What is required:
Print all records exactly, leaving nothing out.

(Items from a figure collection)
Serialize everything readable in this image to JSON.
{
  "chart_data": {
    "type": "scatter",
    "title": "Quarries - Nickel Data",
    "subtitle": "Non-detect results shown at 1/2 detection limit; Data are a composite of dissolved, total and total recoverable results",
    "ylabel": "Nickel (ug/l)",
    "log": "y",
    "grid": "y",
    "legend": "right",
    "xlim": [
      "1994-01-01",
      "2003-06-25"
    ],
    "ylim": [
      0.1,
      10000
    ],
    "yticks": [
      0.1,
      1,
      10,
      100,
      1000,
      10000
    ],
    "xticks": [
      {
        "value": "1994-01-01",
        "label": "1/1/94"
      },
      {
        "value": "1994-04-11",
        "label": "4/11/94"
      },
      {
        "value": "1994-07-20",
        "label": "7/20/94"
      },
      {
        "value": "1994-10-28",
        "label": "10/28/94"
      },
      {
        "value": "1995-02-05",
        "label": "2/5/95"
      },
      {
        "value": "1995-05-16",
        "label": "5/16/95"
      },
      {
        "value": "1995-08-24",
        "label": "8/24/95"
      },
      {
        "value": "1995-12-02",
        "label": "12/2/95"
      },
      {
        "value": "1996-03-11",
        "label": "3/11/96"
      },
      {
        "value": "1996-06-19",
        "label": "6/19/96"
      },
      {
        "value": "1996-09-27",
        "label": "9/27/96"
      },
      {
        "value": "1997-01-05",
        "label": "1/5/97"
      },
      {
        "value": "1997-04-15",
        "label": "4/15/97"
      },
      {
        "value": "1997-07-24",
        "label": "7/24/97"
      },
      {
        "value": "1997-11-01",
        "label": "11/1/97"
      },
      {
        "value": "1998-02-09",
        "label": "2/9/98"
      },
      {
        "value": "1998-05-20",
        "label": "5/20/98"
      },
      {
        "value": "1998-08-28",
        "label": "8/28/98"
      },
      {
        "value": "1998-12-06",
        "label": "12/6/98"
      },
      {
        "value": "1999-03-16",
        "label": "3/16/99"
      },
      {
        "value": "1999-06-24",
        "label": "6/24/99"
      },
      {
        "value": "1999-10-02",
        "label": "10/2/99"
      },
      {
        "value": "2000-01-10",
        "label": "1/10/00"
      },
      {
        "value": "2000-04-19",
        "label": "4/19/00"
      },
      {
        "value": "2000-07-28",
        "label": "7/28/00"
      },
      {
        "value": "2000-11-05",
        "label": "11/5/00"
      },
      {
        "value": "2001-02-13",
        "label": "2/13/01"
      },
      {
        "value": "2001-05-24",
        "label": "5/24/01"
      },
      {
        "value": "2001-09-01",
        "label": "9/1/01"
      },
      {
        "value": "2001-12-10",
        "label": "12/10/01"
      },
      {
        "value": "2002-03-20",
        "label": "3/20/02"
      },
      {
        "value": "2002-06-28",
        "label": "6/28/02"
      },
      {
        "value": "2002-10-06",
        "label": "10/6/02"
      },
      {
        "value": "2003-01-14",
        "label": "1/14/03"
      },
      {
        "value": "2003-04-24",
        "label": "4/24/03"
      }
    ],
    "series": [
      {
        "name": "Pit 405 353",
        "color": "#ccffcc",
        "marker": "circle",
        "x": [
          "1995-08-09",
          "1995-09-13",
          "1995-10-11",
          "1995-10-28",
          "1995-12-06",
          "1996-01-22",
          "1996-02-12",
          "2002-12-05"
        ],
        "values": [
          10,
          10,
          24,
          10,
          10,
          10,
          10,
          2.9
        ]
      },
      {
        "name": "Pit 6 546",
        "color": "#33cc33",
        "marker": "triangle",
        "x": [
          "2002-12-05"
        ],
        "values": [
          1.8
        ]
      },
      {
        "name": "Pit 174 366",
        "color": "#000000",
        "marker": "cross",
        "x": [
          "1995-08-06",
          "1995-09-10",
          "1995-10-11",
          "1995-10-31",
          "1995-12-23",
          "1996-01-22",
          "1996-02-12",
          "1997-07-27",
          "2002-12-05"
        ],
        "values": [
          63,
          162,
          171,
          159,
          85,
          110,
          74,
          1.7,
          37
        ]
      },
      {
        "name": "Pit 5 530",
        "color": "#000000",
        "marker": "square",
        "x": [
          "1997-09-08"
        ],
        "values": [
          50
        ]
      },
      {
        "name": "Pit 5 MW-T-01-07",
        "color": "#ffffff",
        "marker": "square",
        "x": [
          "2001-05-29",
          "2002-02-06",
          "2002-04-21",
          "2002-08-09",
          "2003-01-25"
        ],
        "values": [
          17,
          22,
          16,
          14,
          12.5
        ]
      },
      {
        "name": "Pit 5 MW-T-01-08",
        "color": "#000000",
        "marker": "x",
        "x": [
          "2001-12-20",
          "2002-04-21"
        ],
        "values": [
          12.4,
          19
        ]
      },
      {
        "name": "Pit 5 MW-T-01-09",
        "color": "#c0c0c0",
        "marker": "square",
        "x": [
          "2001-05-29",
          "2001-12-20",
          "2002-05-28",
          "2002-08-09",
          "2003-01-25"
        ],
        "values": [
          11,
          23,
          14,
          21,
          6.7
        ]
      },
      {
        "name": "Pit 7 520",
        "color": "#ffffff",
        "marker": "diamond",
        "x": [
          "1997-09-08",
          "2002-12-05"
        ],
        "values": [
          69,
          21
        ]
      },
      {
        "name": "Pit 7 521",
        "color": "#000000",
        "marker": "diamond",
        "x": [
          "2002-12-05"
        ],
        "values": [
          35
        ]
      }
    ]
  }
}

The result:
Serialize everything readable in this image to JSON.
{
  "chart_data": {
    "type": "scatter",
    "title": "Quarries - Nickel Data",
    "subtitle": "Non-detect results shown at 1/2 detection limit; Data are a composite of dissolved, total and total recoverable results",
    "ylabel": "Nickel (ug/l)",
    "log": "y",
    "grid": "y",
    "legend": "right",
    "xlim": [
      "1994-01-01",
      "2003-06-25"
    ],
    "ylim": [
      0.1,
      10000
    ],
    "yticks": [
      0.1,
      1,
      10,
      100,
      1000,
      10000
    ],
    "xticks": [
      {
        "value": "1994-01-01",
        "label": "1/1/94"
      },
      {
        "value": "1994-04-11",
        "label": "4/11/94"
      },
      {
        "value": "1994-07-20",
        "label": "7/20/94"
      },
      {
        "value": "1994-10-28",
        "label": "10/28/94"
      },
      {
        "value": "1995-02-05",
        "label": "2/5/95"
      },
      {
        "value": "1995-05-16",
        "label": "5/16/95"
      },
      {
        "value": "1995-08-24",
        "label": "8/24/95"
      },
      {
        "value": "1995-12-02",
        "label": "12/2/95"
      },
      {
        "value": "1996-03-11",
        "label": "3/11/96"
      },
      {
        "value": "1996-06-19",
        "label": "6/19/96"
      },
      {
        "value": "1996-09-27",
        "label": "9/27/96"
      },
      {
        "value": "1997-01-05",
        "label": "1/5/97"
      },
      {
        "value": "1997-04-15",
        "label": "4/15/97"
      },
      {
        "value": "1997-07-24",
        "label": "7/24/97"
      },
      {
        "value": "1997-11-01",
        "label": "11/1/97"
      },
      {
        "value": "1998-02-09",
        "label": "2/9/98"
      },
      {
        "value": "1998-05-20",
        "label": "5/20/98"
      },
      {
        "value": "1998-08-28",
        "label": "8/28/98"
      },
      {
        "value": "1998-12-06",
        "label": "12/6/98"
      },
      {
        "value": "1999-03-16",
        "label": "3/16/99"
      },
      {
        "value": "1999-06-24",
        "label": "6/24/99"
      },
      {
        "value": "1999-10-02",
        "label": "10/2/99"
      },
      {
        "value": "2000-01-10",
        "label": "1/10/00"
      },
      {
        "value": "2000-04-19",
        "label": "4/19/00"
      },
      {
        "value": "2000-07-28",
        "label": "7/28/00"
      },
      {
        "value": "2000-11-05",
        "label": "11/5/00"
      },
      {
        "value": "2001-02-13",
        "label": "2/13/01"
      },
      {
        "value": "2001-05-24",
        "label": "5/24/01"
      },
      {
        "value": "2001-09-01",
        "label": "9/1/01"
      },
      {
        "value": "2001-12-10",
        "label": "12/10/01"
      },
      {
        "value": "2002-03-20",
        "label": "3/20/02"
      },
      {
        "value": "2002-06-28",
        "label": "6/28/02"
      },
      {
        "value": "2002-10-06",
        "label": "10/6/02"
      },
      {
        "value": "2003-01-14",
        "label": "1/14/03"
      },
      {
        "value": "2003-04-24",
        "label": "4/24/03"
      }
    ],
    "series": [
      {
        "name": "Pit 405 353",
        "color": "#ccffcc",
        "marker": "circle",
        "x": [
          "1995-08-09",
          "1995-09-13",
          "1995-10-11",
          "1995-10-28",
          "1995-12-06",
          "1996-01-22",
          "1996-02-12",
          "2002-12-05"
        ],
        "values": [
          10,
          10,
          24,
          10,
          10,
          10,
          10,
          2.9
        ]
      },
      {
        "name": "Pit 6 546",
        "color": "#33cc33",
        "marker": "triangle",
        "x": [
          "2002-12-05"
        ],
        "values": [
          1.8
        ]
      },
      {
        "name": "Pit 174 366",
        "color": "#000000",
        "marker": "cross",
        "x": [
          "1995-08-06",
          "1995-09-10",
          "1995-10-11",
          "1995-10-31",
          "1995-12-23",
          "1996-01-22",
          "1996-02-12",
          "1997-07-27",
          "2002-12-05"
        ],
        "values": [
          63,
          162,
          171,
          159,
          85,
          110,
          74,
          1.7,
          37
        ]
      },
      {
        "name": "Pit 5 530",
        "color": "#000000",
        "marker": "square",
        "x": [
          "1997-09-08"
        ],
        "values": [
          50
        ]
      },
      {
        "name": "Pit 5 MW-T-01-07",
        "color": "#ffffff",
        "marker": "square",
        "x": [
          "2001-05-29",
          "2002-02-06",
          "2002-04-21",
          "2002-08-09",
          "2003-01-25"
        ],
        "values": [
          17,
          22,
          16,
          14,
          12.5
        ]
      },
      {
        "name": "Pit 5 MW-T-01-08",
        "color": "#000000",
        "marker": "x",
        "x": [
          "2001-12-20",
          "2002-04-21"
        ],
        "values": [
          12.4,
          19
        ]
      },
      {
        "name": "Pit 5 MW-T-01-09",
        "color": "#c0c0c0",
        "marker": "square",
        "x": [
          "2001-05-29",
          "2001-12-20",
          "2002-05-28",
          "2002-08-09",
          "2003-01-25"
        ],
        "values": [
          11,
          23,
          14,
          21,
          6.7
        ]
      },
      {
        "name": "Pit 7 520",
        "color": "#ffffff",
        "marker": "diamond",
        "x": [
          "1997-09-08",
          "2002-12-05"
        ],
        "values": [
          69,
          21
        ]
      },
      {
        "name": "Pit 7 521",
        "color": "#000000",
        "marker": "diamond",
        "x": [
          "2002-12-05"
        ],
        "values": [
          35
        ]
      }
    ]
  }
}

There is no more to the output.